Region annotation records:
==============================

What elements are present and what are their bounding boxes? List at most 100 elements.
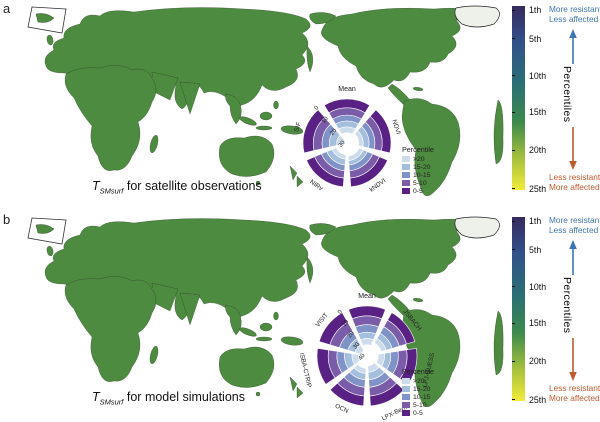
colorbar-annotations-b: More resistant Less affected Percentiles…	[549, 215, 600, 419]
rose-legend-row: 15-20	[402, 163, 462, 171]
rose-legend-title: Percentile	[402, 367, 434, 376]
colorbar-tick: 10th	[529, 70, 547, 81]
legend-swatch	[402, 188, 410, 194]
panel-b-label: b	[3, 212, 11, 227]
rose-segment-Mean->20	[360, 338, 374, 346]
rose-sector-label-Mean: Mean	[358, 293, 376, 300]
rose-legend-row: 10-15	[402, 393, 462, 401]
rose-segment-Mean->20	[338, 126, 356, 135]
legend-swatch	[402, 180, 410, 186]
colorbar-ticks-a: 1th 5th 10th 15th 20th 25th	[529, 5, 553, 193]
rose-segment-LPX-Bern->20	[367, 362, 380, 373]
colorbar-tick-mark	[512, 9, 515, 11]
rose-segment-NIRv->20	[331, 147, 347, 160]
caption-b: TSMsurf for model simulations	[92, 390, 245, 407]
colorbar-tick-mark	[512, 75, 515, 76]
rose-segment-JSBACH->20	[374, 338, 387, 353]
colorbar-tick: 25th	[529, 394, 547, 405]
rose-legend-row: 15-20	[402, 385, 462, 393]
rose-sector-label-ISBA-CTRIP: ISBA-CTRIP	[298, 352, 313, 388]
colorbar-tick: 20th	[529, 356, 547, 367]
rose-legend-b: Percentile >20 15-20 10-15 5-10 0-5	[402, 367, 462, 417]
legend-swatch	[402, 410, 410, 416]
colorbar-tick-mark	[512, 188, 515, 190]
colorbar-a	[512, 6, 525, 190]
legend-swatch	[402, 394, 410, 400]
legend-class-label: >20	[413, 377, 425, 385]
rose-legend-row: 0-5	[402, 409, 462, 417]
legend-class-label: 10-15	[413, 393, 431, 401]
colorbar-tick-mark	[512, 111, 515, 113]
colorbar-tick: 1th	[529, 216, 542, 227]
rose-legend-title: Percentile	[402, 145, 434, 154]
legend-swatch	[402, 172, 410, 178]
colorbar-annotations-a: More resistant Less affected Percentiles…	[549, 4, 600, 208]
colorbar-tick-mark	[512, 149, 515, 151]
rose-legend-row: >20	[402, 377, 462, 385]
colorbar-ticks-b: 1th 5th 10th 15th 20th 25th	[529, 216, 553, 404]
panel-a: a Mean NDVI kNDVI NIRv SIF 0 10 20 30 Percentile…	[3, 1, 600, 211]
colorbar-b	[512, 217, 525, 401]
rose-axis-tick: 20	[347, 330, 356, 339]
legend-class-label: 15-20	[413, 163, 431, 171]
rose-legend-a: Percentile >20 15-20 10-15 5-10 0-5	[402, 145, 462, 195]
rose-sector-label-NDVI: NDVI	[390, 119, 401, 136]
rose-legend-row: 5-10	[402, 401, 462, 409]
legend-class-label: 0-5	[413, 409, 423, 417]
arrow-up-icon	[569, 29, 577, 64]
colorbar-tick: 10th	[529, 281, 547, 292]
rose-segment-kNDVI->20	[347, 147, 364, 161]
colorbar-tick: 15th	[529, 318, 547, 329]
caption-b-symbol: T	[92, 390, 100, 404]
percentiles-axis-label: Percentiles	[561, 66, 573, 123]
colorbar-tick: 15th	[529, 107, 547, 118]
rose-sector-label-SIF: SIF	[293, 121, 303, 133]
rose-segment-SIF->20	[336, 134, 346, 146]
annotation-more-resistant: More resistant Less affected	[549, 215, 600, 235]
rose-axis-tick: 0	[314, 105, 321, 112]
annotation-less-resistant: Less resistant More affected	[549, 383, 600, 403]
arrow-up-icon	[569, 240, 577, 275]
panel-b: b Mean JSBACH LPJ-GUESS LPX-Bern OCN ISBA-CTR…	[0, 211, 600, 422]
colorbar-tick-mark	[512, 220, 515, 222]
legend-swatch	[402, 156, 410, 162]
rose-chart-b: MeanJSBACHLPJ-GUESSLPX-BernOCNISBA-CTRIP…	[298, 293, 436, 422]
annotation-less-resistant: Less resistant More affected	[549, 172, 600, 192]
arrow-down-icon	[569, 127, 577, 170]
caption-a-text: for satellite observations	[123, 179, 262, 193]
rose-legend-row: 10-15	[402, 171, 462, 179]
rose-segment-VISIT->20	[354, 344, 365, 355]
rose-axis-tick: 0	[337, 309, 344, 316]
legend-class-label: 5-10	[413, 401, 427, 409]
rose-axis-tick: 30	[338, 139, 347, 148]
legend-swatch	[402, 378, 410, 384]
caption-b-subscript: SMsurf	[99, 397, 124, 407]
percentiles-axis-label: Percentiles	[561, 277, 573, 334]
colorbar-tick-mark	[512, 360, 515, 362]
panel-a-label: a	[3, 1, 11, 16]
colorbar-tick: 1th	[529, 5, 542, 16]
colorbar-tick: 5th	[529, 244, 542, 255]
arrow-down-icon	[569, 338, 577, 381]
caption-b-text: for model simulations	[123, 390, 245, 404]
rose-axis-tick: 10	[342, 319, 351, 328]
colorbar-tick-mark	[512, 249, 515, 251]
rose-axis-tick: 40	[358, 352, 367, 361]
caption-a-subscript: SMsurf	[99, 186, 124, 196]
legend-class-label: 15-20	[413, 385, 431, 393]
rose-segment-OCN->20	[353, 364, 367, 374]
colorbar-tick: 5th	[529, 33, 542, 44]
legend-swatch	[402, 164, 410, 170]
legend-class-label: 5-10	[413, 179, 427, 187]
colorbar-tick-mark	[512, 286, 515, 287]
colorbar-tick-mark	[512, 38, 515, 40]
legend-class-label: >20	[413, 155, 425, 163]
caption-a-symbol: T	[92, 179, 100, 193]
rose-segment-NDVI->20	[354, 130, 364, 147]
rose-legend-row: 5-10	[402, 179, 462, 187]
legend-swatch	[402, 402, 410, 408]
caption-a: TSMsurf for satellite observations	[92, 179, 262, 196]
colorbar-tick: 25th	[529, 183, 547, 194]
legend-swatch	[402, 386, 410, 392]
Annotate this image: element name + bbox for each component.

==============================

Direction:
Please update the records by changing "legend-swatch" to "legend-color-box" everywhere it occurs and leaving everything else as it is. Omit the pictures from your answer.

Full response:
What elements are present and what are their bounding boxes? List at most 100 elements.
colorbar-annotations-b: More resistant Less affected Percentiles…	[549, 215, 600, 419]
rose-legend-row: 15-20	[402, 163, 462, 171]
rose-legend-title: Percentile	[402, 367, 434, 376]
colorbar-tick: 10th	[529, 70, 547, 81]
legend-color-box	[402, 188, 410, 194]
panel-b-label: b	[3, 212, 11, 227]
rose-segment-Mean->20	[360, 338, 374, 346]
rose-sector-label-Mean: Mean	[358, 293, 376, 300]
rose-legend-row: 10-15	[402, 393, 462, 401]
rose-segment-Mean->20	[338, 126, 356, 135]
legend-color-box	[402, 180, 410, 186]
colorbar-ticks-a: 1th 5th 10th 15th 20th 25th	[529, 5, 553, 193]
rose-segment-LPX-Bern->20	[367, 362, 380, 373]
colorbar-tick-mark	[512, 9, 515, 11]
rose-segment-NIRv->20	[331, 147, 347, 160]
caption-b: TSMsurf for model simulations	[92, 390, 245, 407]
colorbar-tick-mark	[512, 75, 515, 76]
rose-segment-JSBACH->20	[374, 338, 387, 353]
colorbar-tick: 25th	[529, 394, 547, 405]
rose-legend-row: 15-20	[402, 385, 462, 393]
rose-sector-label-ISBA-CTRIP: ISBA-CTRIP	[298, 352, 313, 388]
colorbar-tick: 20th	[529, 356, 547, 367]
rose-legend-b: Percentile >20 15-20 10-15 5-10 0-5	[402, 367, 462, 417]
legend-color-box	[402, 410, 410, 416]
colorbar-tick-mark	[512, 188, 515, 190]
colorbar-a	[512, 6, 525, 190]
legend-color-box	[402, 394, 410, 400]
legend-class-label: >20	[413, 377, 425, 385]
rose-legend-row: 0-5	[402, 409, 462, 417]
legend-class-label: 10-15	[413, 393, 431, 401]
colorbar-tick-mark	[512, 111, 515, 113]
colorbar-tick: 1th	[529, 216, 542, 227]
rose-legend-title: Percentile	[402, 145, 434, 154]
legend-color-box	[402, 172, 410, 178]
colorbar-annotations-a: More resistant Less affected Percentiles…	[549, 4, 600, 208]
colorbar-tick-mark	[512, 149, 515, 151]
rose-legend-row: >20	[402, 377, 462, 385]
colorbar-ticks-b: 1th 5th 10th 15th 20th 25th	[529, 216, 553, 404]
panel-a: a Mean NDVI kNDVI NIRv SIF 0 10 20 30 Percentile…	[3, 1, 600, 211]
colorbar-b	[512, 217, 525, 401]
rose-axis-tick: 20	[347, 330, 356, 339]
legend-class-label: 15-20	[413, 163, 431, 171]
rose-legend-a: Percentile >20 15-20 10-15 5-10 0-5	[402, 145, 462, 195]
rose-sector-label-NDVI: NDVI	[390, 119, 401, 136]
rose-legend-row: 5-10	[402, 401, 462, 409]
legend-class-label: 0-5	[413, 409, 423, 417]
arrow-up-icon	[569, 29, 577, 64]
colorbar-tick: 10th	[529, 281, 547, 292]
rose-segment-kNDVI->20	[347, 147, 364, 161]
colorbar-tick: 15th	[529, 318, 547, 329]
caption-b-symbol: T	[92, 390, 100, 404]
percentiles-axis-label: Percentiles	[561, 66, 573, 123]
colorbar-tick: 15th	[529, 107, 547, 118]
rose-sector-label-SIF: SIF	[293, 121, 303, 133]
rose-segment-SIF->20	[336, 134, 346, 146]
annotation-more-resistant: More resistant Less affected	[549, 215, 600, 235]
rose-axis-tick: 0	[314, 105, 321, 112]
annotation-less-resistant: Less resistant More affected	[549, 383, 600, 403]
arrow-up-icon	[569, 240, 577, 275]
panel-b: b Mean JSBACH LPJ-GUESS LPX-Bern OCN ISBA-CTR…	[0, 211, 600, 422]
colorbar-tick-mark	[512, 220, 515, 222]
legend-color-box	[402, 156, 410, 162]
rose-chart-b: MeanJSBACHLPJ-GUESSLPX-BernOCNISBA-CTRIP…	[298, 293, 436, 422]
annotation-less-resistant: Less resistant More affected	[549, 172, 600, 192]
arrow-down-icon	[569, 127, 577, 170]
caption-a-text: for satellite observations	[123, 179, 262, 193]
rose-legend-row: 10-15	[402, 171, 462, 179]
rose-segment-VISIT->20	[354, 344, 365, 355]
rose-axis-tick: 0	[337, 309, 344, 316]
legend-class-label: 5-10	[413, 401, 427, 409]
rose-axis-tick: 30	[338, 139, 347, 148]
legend-color-box	[402, 378, 410, 384]
caption-b-subscript: SMsurf	[99, 397, 124, 407]
percentiles-axis-label: Percentiles	[561, 277, 573, 334]
colorbar-tick-mark	[512, 360, 515, 362]
panel-a-label: a	[3, 1, 11, 16]
colorbar-tick: 1th	[529, 5, 542, 16]
colorbar-tick: 5th	[529, 244, 542, 255]
arrow-down-icon	[569, 338, 577, 381]
caption-b-text: for model simulations	[123, 390, 245, 404]
rose-axis-tick: 10	[342, 319, 351, 328]
colorbar-tick-mark	[512, 249, 515, 251]
rose-axis-tick: 40	[358, 352, 367, 361]
caption-a-subscript: SMsurf	[99, 186, 124, 196]
legend-class-label: 15-20	[413, 385, 431, 393]
rose-segment-OCN->20	[353, 364, 367, 374]
colorbar-tick: 5th	[529, 33, 542, 44]
legend-color-box	[402, 164, 410, 170]
legend-class-label: 5-10	[413, 179, 427, 187]
colorbar-tick-mark	[512, 286, 515, 287]
colorbar-tick-mark	[512, 38, 515, 40]
legend-class-label: >20	[413, 155, 425, 163]
caption-a-symbol: T	[92, 179, 100, 193]
rose-segment-NDVI->20	[354, 130, 364, 147]
rose-legend-row: 5-10	[402, 179, 462, 187]
legend-color-box	[402, 402, 410, 408]
caption-a: TSMsurf for satellite observations	[92, 179, 262, 196]
colorbar-tick: 25th	[529, 183, 547, 194]
legend-color-box	[402, 386, 410, 392]
Annotate this image: element name + bbox for each component.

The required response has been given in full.